【集中連載】
 
ペイオフ解禁拡大(第3回:決済用預金の3要件)

 今回は、決済用預金の三要件(利息が付かないこと(無利息)、いつでも払い戻し請求できるもの(要求払い)、振込みなどの決済サービスに使うことができる)について徹底解剖します。


.利息が付かないこと(無利息)とは?
 決済用預金は無利息でなければなりません。これは、この制度が検討された金融審議会において、全額保護され、かつ、決済サービスを受けることができるものは、利息を付さないことにより預金者が実質的なコストを負担すべきであると議論(注1)されたことによるものです。
 

(注

1)この他、「決済用預金は要求払いとして流動性が極めて高いことから、これに見合う資金運用手段が限られ、金融機関にとっての収益性も極めて低いものとなるので、これに付される金利は相当程度低いことが合理的である。」や、「預金者は決済サービスを享受する対価を支払うべきである。」という意見がありました。

では、ここで問題です。
 「決済用預金の要件を満たす無利息の普通預金に入金したが、有利息の普通預金に預けていたときの利息に相当する額を別の名目で銀行からもらう契約をした場合、決済用預金として全額保護されるでしょうか?」

 答えは、「全額保護の対象ではなく、名寄せ後1000万円までの元本とその利息が保護される。」です。利息というのは、預金の預入れ期間と預入れ金額、その利率に応じて計算されるものです。ですから、その名称にかかわらず預金に対してこうした金品が提供されるものは「利息」に該当し、決済用預金の無利息という要件に該当しないということになります。
 なお、決済等のサービスの利用回数に応じたポイント等が付与され、その合計ポイントによりサービス利用手数料の割引や貸出金利の優遇などが行われる場合がありますが、あくまでもサービスの利用手数料の割引や貸出金利の優遇という性格のものであれば利息とは解されません。

 この他、皆さんから頂く質問で代表的なものをQ&A方式で説明します。
 

【Q

1】その預金が無利息であることは、どのように確認すればよいですか?
(A 1)各金融機関が預金規定などに表示(注2)するなどしていますので、取引のある金融機関で確認してください。
 

(注

2)銀行法その他の法令により、預金又は定期積金等が預金保険法上どのような取り扱いを受けるのか、預金者等に情報提供する義務があります。

【Q

2】有利子普通預金から無利子普通預金へ変更したあと、有利子時代の利息が、無利子普通預金に振り込まれました。これでは無利子普通預金にならないのではないでしょうか?
(A 2)大丈夫です。これは、通帳等への記入が遅れただけという扱いなるので、無利子普通預金であることに変りはありません。

【Q

3】金融機関が破綻したときに、預金利率がゼロでありさえすれば、それまで利息が付いていてもよいのですか?
(A 3)いいえ、利息を付すことが可能な預金は決済用預金に該当しません。


.いつでも払い戻し請求できるもの(要求払い)とは?
 決済用預金はその名のとおり決済に利用されるものですから、定期性預金(注3)などのように払戻しできない期間があってはいけません。
 

(注

3)当座預金や普通預金は、金融機関の窓口やATMコーナーでいつでも自由に引き出すことができますよね。これを「要求払い」といって、定期預金など満期日や契約などで決められた日まで引き出すことができない「定期性」の預金と区別しています。

================

取り組む課題: 決済用預金の解説を、示されている最後の文の後から書き継いでください。 ここから後の記録は、決済用預金の解説とは別の出典から取られたものです。

================

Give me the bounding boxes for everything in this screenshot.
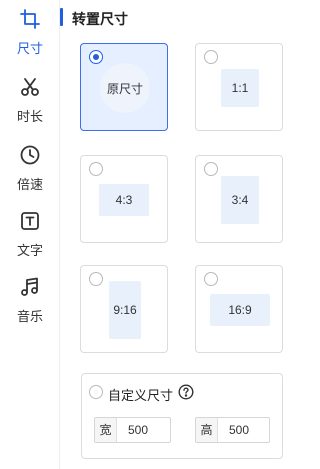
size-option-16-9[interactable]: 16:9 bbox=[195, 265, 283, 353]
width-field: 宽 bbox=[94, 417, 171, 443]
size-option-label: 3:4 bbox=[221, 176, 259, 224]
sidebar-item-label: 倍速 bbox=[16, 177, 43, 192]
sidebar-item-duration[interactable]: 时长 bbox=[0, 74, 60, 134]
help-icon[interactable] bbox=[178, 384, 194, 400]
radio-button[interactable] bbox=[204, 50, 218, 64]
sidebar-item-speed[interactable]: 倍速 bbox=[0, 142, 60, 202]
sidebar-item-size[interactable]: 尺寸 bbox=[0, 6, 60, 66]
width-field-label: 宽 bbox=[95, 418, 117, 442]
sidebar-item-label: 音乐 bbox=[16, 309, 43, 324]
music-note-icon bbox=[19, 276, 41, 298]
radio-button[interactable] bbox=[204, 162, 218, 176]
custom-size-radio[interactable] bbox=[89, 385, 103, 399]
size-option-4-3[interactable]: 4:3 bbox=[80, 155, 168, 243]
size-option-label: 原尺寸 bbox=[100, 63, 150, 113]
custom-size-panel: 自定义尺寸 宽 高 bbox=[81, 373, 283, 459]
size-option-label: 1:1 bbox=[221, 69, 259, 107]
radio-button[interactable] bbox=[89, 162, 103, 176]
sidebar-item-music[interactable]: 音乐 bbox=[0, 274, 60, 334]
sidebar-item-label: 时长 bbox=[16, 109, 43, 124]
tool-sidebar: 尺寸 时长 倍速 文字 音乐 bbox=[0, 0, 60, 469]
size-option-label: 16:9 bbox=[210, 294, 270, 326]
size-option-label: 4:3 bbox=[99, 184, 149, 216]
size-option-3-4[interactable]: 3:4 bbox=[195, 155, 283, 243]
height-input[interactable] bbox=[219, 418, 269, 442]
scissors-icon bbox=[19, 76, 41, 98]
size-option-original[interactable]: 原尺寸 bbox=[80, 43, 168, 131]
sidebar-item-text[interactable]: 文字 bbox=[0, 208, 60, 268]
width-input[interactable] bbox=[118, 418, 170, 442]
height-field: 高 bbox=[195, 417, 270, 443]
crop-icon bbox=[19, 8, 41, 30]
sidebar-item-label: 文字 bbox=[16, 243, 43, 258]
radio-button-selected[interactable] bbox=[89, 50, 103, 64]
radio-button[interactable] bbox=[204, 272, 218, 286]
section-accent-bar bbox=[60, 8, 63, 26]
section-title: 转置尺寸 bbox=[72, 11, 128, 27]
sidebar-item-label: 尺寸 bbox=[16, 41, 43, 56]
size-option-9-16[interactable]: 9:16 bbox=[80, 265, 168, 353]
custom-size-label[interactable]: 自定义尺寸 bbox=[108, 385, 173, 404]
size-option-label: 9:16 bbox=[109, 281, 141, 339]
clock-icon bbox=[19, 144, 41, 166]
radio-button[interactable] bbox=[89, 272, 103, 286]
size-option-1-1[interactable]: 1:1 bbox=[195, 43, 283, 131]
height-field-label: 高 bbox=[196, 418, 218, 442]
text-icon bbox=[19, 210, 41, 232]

================

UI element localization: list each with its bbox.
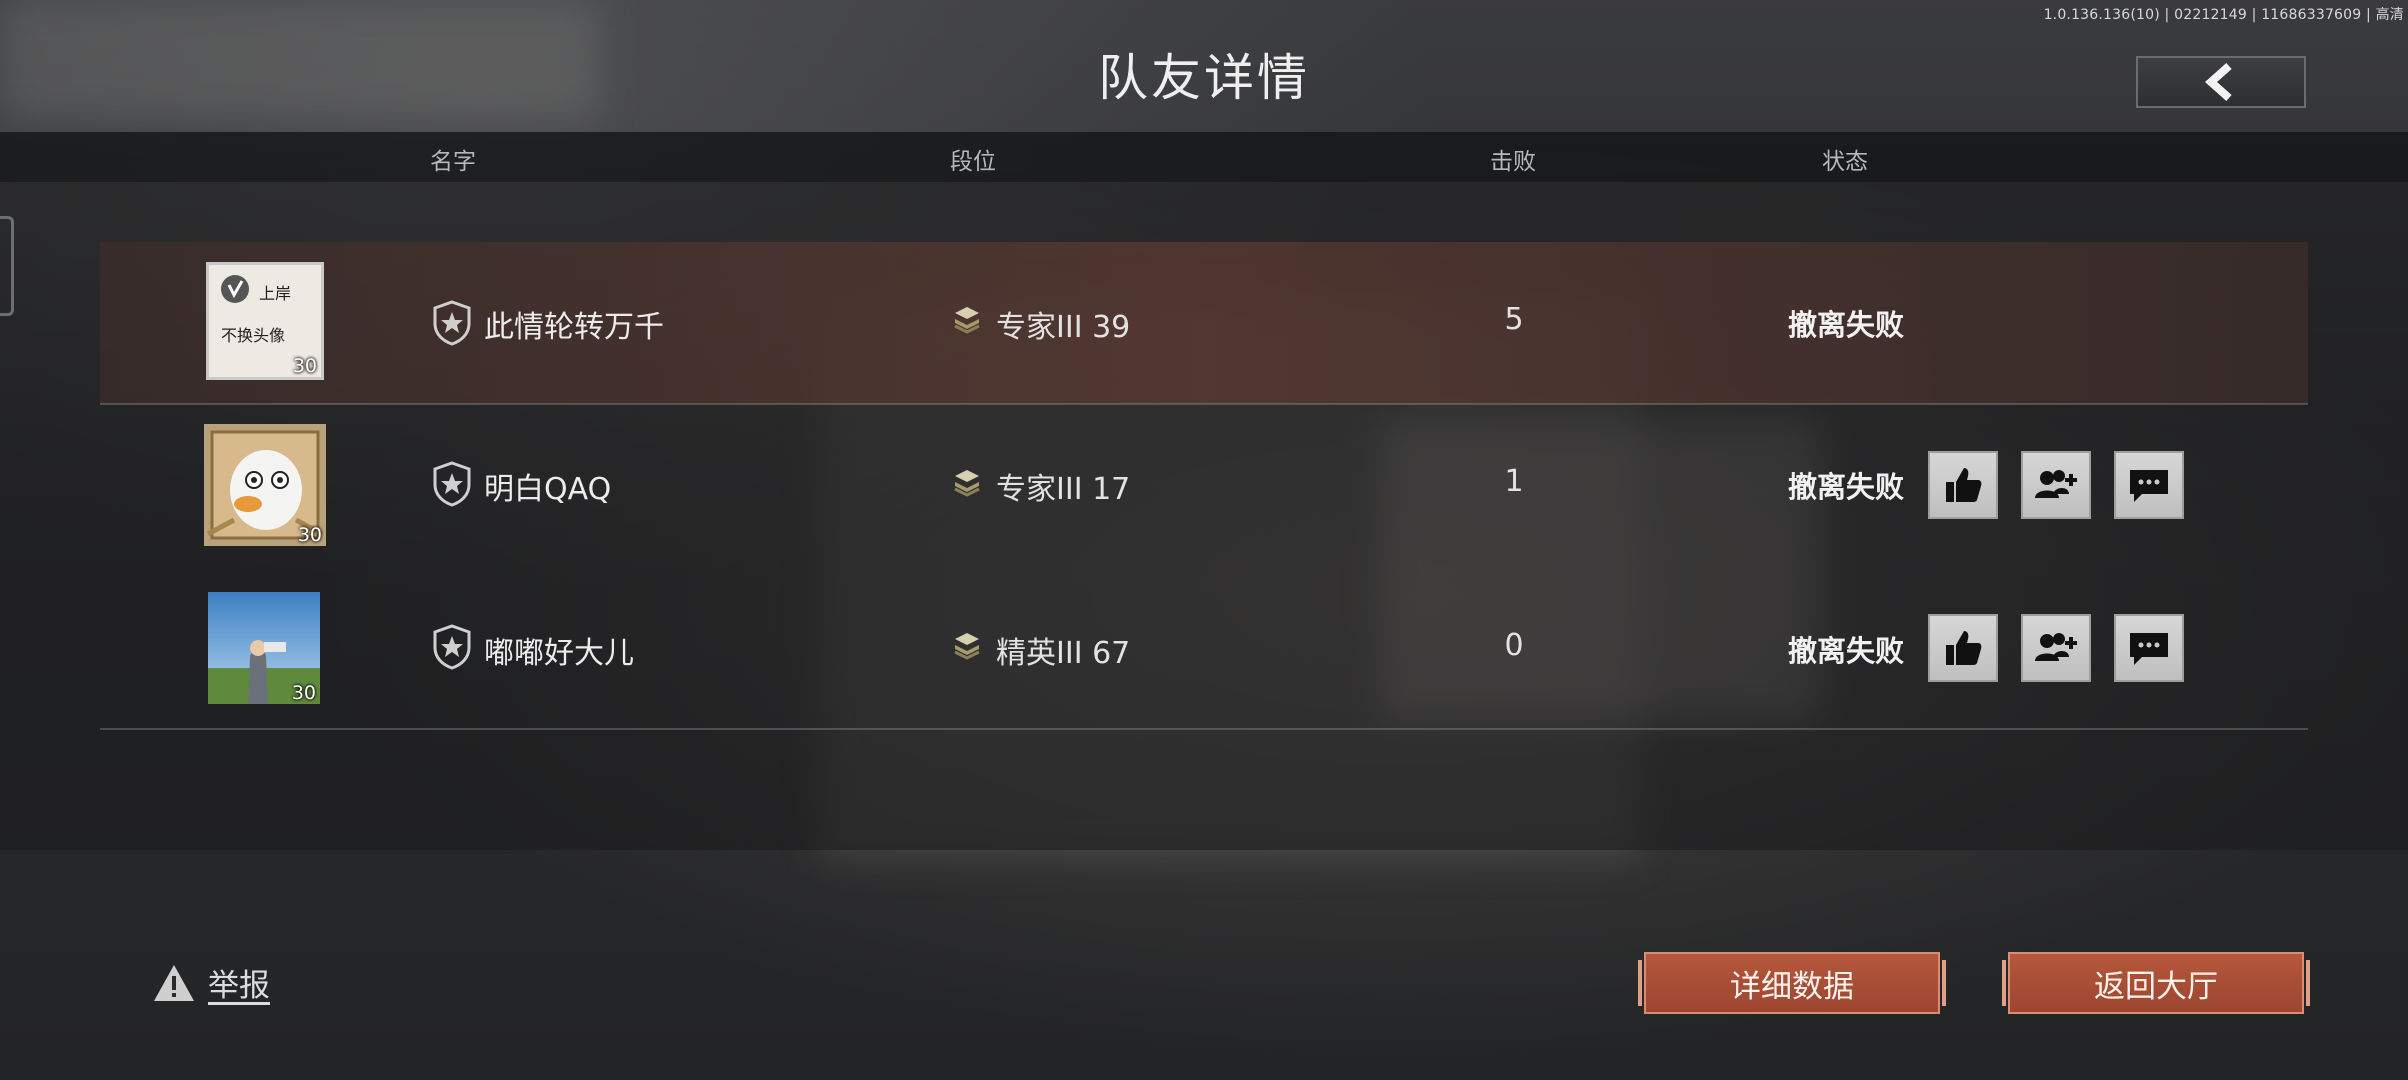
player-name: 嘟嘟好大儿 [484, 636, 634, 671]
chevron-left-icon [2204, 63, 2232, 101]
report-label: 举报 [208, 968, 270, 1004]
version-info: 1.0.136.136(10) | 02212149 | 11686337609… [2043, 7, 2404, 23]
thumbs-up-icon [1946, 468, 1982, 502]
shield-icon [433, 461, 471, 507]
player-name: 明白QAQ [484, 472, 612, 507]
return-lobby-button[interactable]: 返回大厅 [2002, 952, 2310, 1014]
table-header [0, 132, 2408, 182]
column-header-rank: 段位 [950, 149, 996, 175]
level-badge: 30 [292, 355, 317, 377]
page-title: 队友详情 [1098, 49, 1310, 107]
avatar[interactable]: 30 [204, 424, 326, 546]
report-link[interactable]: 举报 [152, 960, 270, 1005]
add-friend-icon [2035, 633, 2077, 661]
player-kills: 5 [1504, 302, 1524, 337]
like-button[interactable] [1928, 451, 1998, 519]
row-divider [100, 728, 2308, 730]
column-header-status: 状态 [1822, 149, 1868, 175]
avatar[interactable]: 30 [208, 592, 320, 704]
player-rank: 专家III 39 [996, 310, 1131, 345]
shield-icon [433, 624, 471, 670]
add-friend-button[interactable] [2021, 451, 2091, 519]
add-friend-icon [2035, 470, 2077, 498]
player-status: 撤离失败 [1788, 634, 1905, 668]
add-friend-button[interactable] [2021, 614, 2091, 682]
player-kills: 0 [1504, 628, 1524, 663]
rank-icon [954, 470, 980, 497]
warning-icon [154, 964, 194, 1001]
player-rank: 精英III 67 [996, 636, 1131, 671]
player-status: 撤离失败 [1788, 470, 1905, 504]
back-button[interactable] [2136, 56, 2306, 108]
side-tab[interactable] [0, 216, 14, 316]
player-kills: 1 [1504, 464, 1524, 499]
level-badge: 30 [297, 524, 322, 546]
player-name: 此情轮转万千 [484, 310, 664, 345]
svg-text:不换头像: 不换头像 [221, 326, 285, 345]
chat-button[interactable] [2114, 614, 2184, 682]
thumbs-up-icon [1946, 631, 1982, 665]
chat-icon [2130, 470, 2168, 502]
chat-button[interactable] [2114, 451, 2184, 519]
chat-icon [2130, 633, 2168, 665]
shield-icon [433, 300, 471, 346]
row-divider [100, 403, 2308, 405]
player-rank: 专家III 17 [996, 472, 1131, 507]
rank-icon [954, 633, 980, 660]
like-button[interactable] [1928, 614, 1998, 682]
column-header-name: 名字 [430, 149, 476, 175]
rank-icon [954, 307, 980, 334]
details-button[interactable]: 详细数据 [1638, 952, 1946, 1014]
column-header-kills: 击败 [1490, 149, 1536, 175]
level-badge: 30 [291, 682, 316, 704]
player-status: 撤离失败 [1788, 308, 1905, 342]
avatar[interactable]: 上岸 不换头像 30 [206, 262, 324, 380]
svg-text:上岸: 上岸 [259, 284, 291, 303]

================

課題の解答:
 預金保険法では「要求払い」を、「その預金者がその払戻しをいつでも請求することができるものであること」と規定しています。
 こうした要求払いの預金であっても、小切手や手形が換金される前や,裁判所などに差し押さえられて払い戻しされない場合があります。この間に、その金融機関が破綻したらどうなるのでしょう。「要求払い」の要件は満たしているのでしょうか?
 答えは「要求払いの要件を満たしている。」です。こうした事情はあくまでも金融機関側の事務手続などの都合であって、要求払いという商品性自体を否定するものではありません。また、払戻しがされるかどうかは別として、預金者はいつでも払戻しを請求できますよね。こうしたものは「要求払い」の要件を常に満たしているものとして扱われます。
 一方、競馬が好きな人はよくご存知だと思いますが、「電話等で馬券が購入でき、競走日前後の一定期間は払戻し請求や預入れができない預金(金融機関によって預金の名称が異なります。)を利用して、購入代金を引落したり配当金が振り込まれる」というシステムがありますよね。ここで利用される預金は、預金規定等により預金者が「いつでも」その払戻しを請求することができない預金なので、「要求払い」という預金に該当しません。こうした預金は、その金融機関が破綻した場合、名寄せ後1千万円までの元本とその利息が保護されることになります。
 では、また問題です。「預託金」という制度が利用される契約がありますよね。預託金とは、他人に一定期間預ける金銭ということになりますが、これを決済用預金に預け入れた場合、要求払いという性格が失われるのでしょうか?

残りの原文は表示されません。